Your answer should be a single number: the count of lines that include the word "property".

>> Start DATA PROVIDED

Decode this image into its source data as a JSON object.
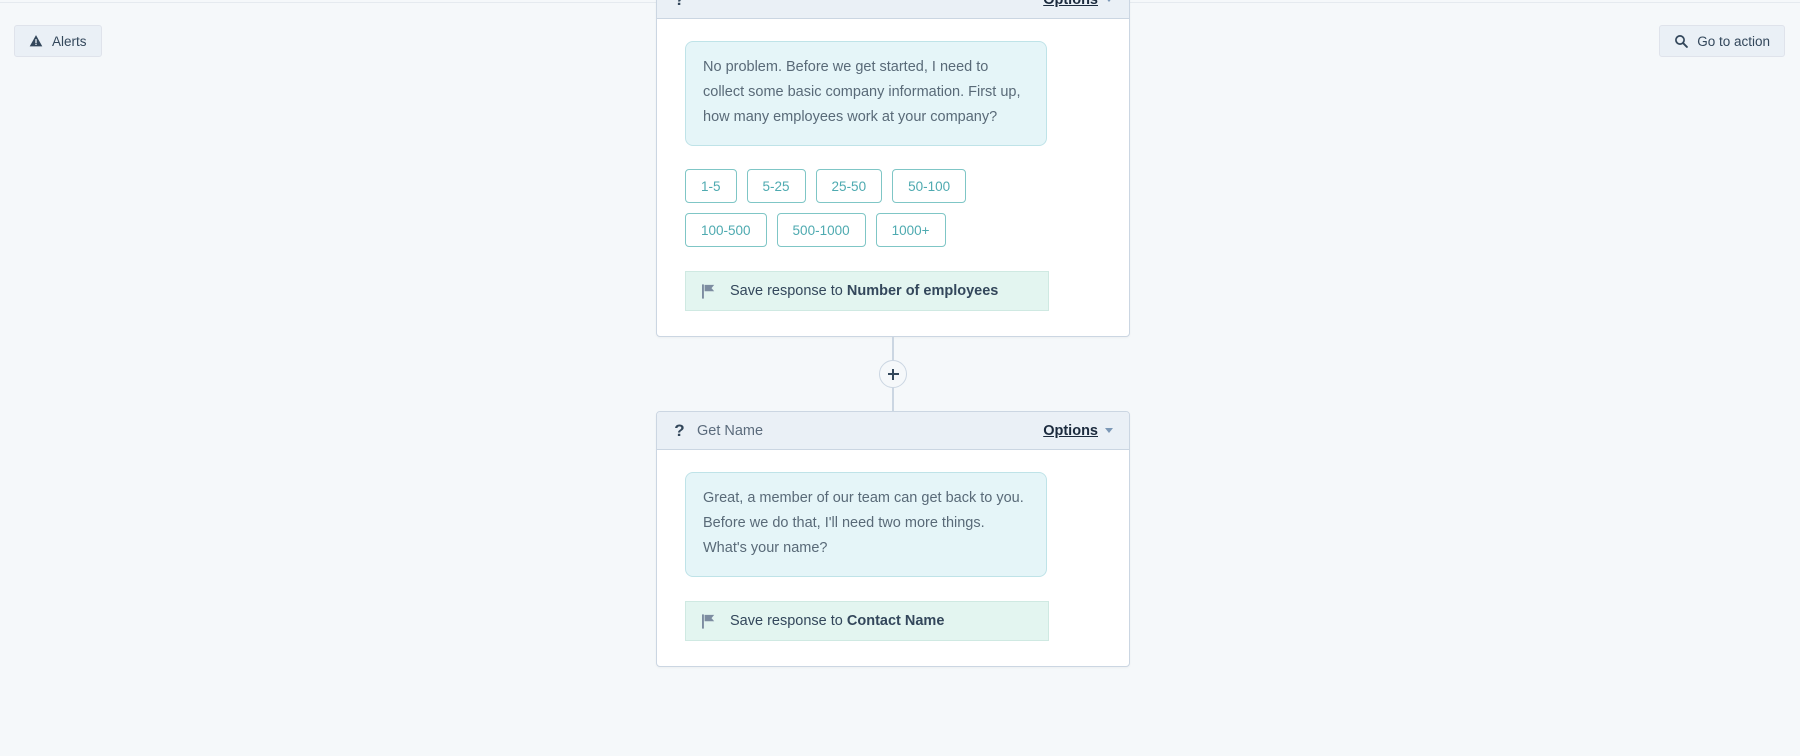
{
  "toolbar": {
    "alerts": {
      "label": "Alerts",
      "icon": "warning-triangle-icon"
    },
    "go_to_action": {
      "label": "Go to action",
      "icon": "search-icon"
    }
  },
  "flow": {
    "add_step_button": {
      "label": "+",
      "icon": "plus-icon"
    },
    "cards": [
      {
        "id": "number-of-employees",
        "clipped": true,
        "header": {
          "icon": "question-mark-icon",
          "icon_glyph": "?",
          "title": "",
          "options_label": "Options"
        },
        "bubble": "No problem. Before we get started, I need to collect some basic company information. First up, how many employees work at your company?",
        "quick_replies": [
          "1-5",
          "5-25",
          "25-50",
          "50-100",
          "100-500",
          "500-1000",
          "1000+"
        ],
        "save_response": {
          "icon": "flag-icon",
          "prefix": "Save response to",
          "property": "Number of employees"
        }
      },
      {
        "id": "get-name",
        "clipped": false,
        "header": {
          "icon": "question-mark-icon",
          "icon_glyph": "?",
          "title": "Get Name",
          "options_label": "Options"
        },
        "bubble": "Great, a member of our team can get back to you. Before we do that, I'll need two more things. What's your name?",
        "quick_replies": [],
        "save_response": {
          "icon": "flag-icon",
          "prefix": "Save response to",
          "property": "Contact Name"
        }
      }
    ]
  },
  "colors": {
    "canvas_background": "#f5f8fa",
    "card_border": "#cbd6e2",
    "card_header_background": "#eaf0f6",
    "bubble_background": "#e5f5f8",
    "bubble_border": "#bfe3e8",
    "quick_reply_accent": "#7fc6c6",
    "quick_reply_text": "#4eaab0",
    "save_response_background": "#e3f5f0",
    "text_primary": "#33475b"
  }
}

>> End DATA PROVIDED
>> Start DATA PROVIDED

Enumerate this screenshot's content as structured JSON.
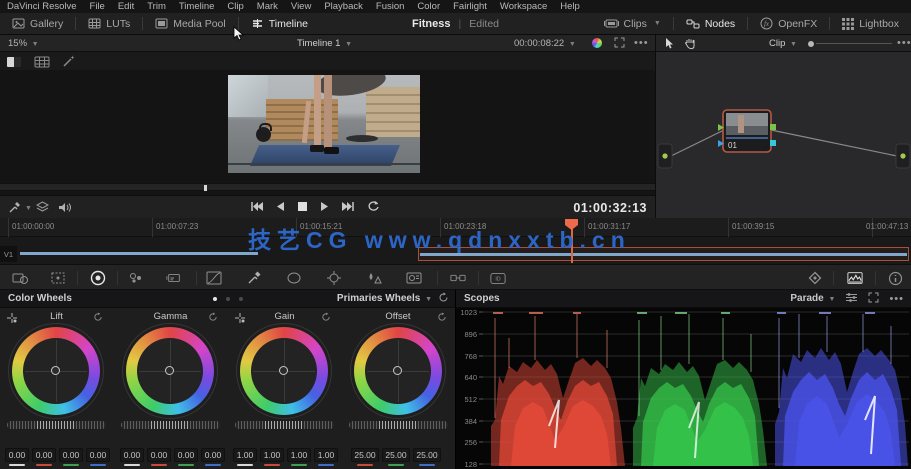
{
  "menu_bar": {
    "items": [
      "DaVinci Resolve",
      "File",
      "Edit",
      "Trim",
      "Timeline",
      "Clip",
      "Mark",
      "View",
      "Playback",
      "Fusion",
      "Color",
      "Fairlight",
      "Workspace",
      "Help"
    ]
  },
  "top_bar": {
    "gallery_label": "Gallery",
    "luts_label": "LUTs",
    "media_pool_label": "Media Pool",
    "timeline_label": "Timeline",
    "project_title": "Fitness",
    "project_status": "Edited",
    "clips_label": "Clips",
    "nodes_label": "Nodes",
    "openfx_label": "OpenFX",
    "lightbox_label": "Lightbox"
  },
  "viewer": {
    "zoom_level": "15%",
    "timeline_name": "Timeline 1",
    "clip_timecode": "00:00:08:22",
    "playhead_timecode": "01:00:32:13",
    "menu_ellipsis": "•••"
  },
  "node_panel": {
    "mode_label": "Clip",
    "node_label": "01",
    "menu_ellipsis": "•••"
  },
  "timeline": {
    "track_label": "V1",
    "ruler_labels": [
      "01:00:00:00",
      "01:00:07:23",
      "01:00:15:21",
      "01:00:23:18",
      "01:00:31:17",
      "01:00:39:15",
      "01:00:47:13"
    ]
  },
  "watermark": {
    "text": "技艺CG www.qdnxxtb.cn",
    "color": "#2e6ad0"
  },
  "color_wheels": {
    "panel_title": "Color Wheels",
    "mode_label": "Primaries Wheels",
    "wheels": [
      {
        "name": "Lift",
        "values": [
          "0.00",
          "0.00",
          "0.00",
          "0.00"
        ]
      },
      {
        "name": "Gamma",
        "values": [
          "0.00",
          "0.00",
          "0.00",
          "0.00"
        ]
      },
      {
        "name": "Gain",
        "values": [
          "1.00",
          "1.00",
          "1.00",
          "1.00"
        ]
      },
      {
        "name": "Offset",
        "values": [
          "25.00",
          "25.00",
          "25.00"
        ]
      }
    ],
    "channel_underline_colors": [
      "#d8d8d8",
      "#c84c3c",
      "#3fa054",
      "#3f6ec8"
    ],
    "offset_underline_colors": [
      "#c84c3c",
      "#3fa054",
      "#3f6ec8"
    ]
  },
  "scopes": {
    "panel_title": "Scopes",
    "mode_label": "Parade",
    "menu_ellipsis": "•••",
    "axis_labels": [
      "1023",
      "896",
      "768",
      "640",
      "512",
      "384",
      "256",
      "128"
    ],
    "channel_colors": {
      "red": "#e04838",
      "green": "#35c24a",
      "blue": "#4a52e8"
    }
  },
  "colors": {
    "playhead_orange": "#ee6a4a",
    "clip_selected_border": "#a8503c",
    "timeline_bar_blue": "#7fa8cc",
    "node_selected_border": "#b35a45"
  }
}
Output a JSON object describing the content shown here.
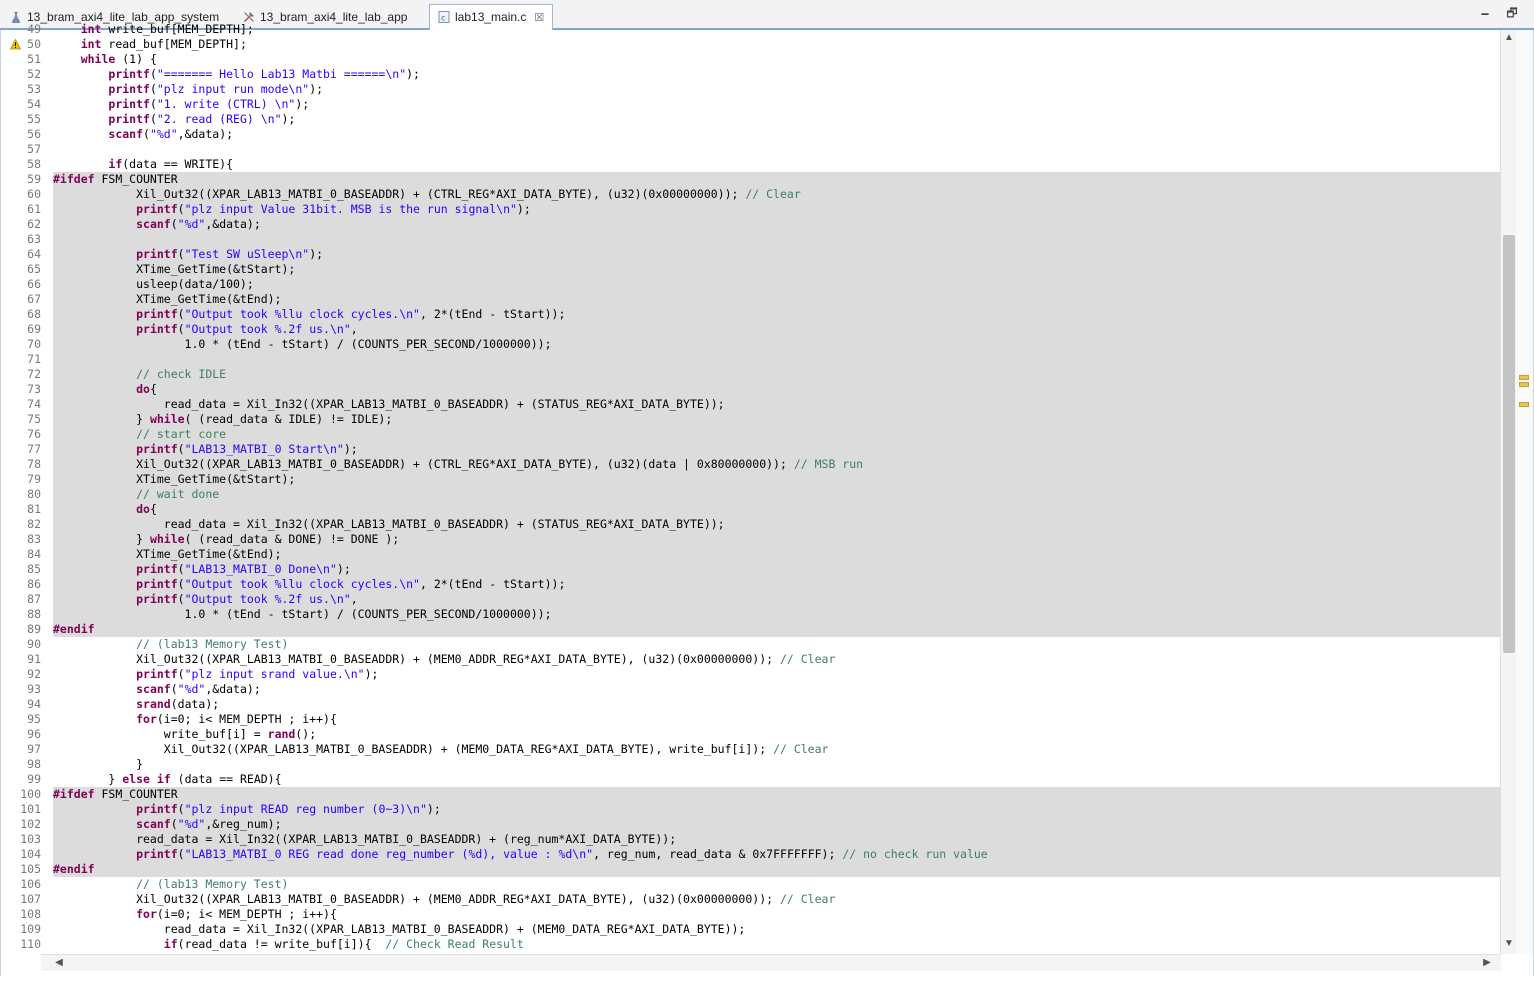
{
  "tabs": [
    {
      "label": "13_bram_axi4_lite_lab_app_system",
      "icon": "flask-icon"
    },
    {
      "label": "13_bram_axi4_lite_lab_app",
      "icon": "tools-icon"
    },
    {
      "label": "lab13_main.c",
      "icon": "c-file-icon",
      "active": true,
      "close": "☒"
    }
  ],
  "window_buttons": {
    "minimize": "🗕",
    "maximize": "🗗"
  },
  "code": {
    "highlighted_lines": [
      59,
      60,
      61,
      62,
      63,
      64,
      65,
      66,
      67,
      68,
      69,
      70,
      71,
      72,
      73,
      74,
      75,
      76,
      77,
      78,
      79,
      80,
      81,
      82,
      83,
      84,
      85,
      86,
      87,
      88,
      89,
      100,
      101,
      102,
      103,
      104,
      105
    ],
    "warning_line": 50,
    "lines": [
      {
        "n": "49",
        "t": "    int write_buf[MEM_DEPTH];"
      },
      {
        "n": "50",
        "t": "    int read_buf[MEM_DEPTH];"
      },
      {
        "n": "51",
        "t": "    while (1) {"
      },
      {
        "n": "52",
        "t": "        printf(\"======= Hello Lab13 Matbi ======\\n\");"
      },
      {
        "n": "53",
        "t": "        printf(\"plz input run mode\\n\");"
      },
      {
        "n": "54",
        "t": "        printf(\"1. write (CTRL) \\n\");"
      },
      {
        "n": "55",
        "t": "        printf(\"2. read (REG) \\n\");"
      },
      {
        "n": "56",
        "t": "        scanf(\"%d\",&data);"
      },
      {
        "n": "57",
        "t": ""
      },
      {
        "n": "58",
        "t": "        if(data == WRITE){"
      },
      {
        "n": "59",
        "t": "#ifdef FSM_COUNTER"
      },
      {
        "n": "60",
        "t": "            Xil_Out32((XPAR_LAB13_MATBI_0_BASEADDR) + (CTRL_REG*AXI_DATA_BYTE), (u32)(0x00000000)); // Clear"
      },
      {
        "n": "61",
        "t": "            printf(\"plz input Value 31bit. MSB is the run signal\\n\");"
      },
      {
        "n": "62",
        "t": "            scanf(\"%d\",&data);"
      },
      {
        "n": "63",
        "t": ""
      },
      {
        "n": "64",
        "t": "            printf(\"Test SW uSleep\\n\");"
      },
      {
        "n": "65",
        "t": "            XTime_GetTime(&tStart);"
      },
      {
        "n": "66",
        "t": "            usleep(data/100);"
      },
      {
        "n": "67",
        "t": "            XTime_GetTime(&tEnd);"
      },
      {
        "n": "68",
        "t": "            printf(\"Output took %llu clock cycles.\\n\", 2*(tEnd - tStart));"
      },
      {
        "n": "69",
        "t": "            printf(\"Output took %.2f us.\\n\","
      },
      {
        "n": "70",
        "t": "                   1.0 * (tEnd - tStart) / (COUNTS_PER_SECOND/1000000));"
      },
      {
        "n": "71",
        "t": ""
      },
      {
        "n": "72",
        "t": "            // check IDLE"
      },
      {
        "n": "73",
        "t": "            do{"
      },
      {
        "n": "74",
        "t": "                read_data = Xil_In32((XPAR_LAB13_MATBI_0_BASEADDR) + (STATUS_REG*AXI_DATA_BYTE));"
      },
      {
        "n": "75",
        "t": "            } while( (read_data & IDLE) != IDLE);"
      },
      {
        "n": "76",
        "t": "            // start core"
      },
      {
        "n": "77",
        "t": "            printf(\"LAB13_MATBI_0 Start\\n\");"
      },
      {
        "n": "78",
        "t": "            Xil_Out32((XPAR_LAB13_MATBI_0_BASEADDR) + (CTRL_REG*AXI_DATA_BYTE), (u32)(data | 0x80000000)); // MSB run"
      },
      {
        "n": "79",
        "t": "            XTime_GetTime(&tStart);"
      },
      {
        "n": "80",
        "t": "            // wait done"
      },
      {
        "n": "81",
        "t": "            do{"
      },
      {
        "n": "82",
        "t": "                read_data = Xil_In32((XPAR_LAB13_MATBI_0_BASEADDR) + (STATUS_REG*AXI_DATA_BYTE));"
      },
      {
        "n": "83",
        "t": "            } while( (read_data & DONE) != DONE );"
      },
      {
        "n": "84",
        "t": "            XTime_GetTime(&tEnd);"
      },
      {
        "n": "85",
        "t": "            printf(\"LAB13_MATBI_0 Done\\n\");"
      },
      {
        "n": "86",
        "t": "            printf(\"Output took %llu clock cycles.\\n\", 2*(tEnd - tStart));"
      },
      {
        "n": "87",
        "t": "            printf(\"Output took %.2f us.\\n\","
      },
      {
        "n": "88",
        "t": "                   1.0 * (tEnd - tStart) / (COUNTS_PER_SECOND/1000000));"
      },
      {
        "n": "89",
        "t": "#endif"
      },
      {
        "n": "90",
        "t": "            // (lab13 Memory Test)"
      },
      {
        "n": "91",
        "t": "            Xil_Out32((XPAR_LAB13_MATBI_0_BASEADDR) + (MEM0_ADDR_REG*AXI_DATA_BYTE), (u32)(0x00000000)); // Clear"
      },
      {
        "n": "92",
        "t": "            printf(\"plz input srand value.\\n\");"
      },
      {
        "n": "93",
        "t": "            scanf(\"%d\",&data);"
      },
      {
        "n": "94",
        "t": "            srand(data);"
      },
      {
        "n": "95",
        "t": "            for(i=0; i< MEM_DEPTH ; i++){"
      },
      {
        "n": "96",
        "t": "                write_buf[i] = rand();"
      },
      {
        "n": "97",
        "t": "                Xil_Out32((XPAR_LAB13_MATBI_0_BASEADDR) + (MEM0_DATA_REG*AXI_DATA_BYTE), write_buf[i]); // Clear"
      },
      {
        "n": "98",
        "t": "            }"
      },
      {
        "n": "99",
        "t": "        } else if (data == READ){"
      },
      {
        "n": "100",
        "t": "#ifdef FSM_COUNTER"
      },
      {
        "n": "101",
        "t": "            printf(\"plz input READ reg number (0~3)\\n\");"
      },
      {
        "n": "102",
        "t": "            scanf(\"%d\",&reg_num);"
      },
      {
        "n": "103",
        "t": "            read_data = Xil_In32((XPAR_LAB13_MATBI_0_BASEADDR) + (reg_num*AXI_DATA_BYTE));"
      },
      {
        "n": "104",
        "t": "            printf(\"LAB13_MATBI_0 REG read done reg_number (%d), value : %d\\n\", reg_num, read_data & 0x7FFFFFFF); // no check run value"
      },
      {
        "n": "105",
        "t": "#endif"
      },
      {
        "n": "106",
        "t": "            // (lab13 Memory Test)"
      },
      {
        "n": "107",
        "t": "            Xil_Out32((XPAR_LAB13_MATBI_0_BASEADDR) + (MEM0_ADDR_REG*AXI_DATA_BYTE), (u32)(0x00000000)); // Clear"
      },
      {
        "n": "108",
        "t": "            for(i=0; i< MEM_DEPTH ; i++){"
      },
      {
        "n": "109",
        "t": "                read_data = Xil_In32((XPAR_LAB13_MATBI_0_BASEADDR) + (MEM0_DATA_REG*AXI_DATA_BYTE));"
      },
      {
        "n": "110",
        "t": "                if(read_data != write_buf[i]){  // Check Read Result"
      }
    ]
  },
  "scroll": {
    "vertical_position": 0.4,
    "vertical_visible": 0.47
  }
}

>> End DATA PROVIDED

EXERCISE SOLUTION ▸ 2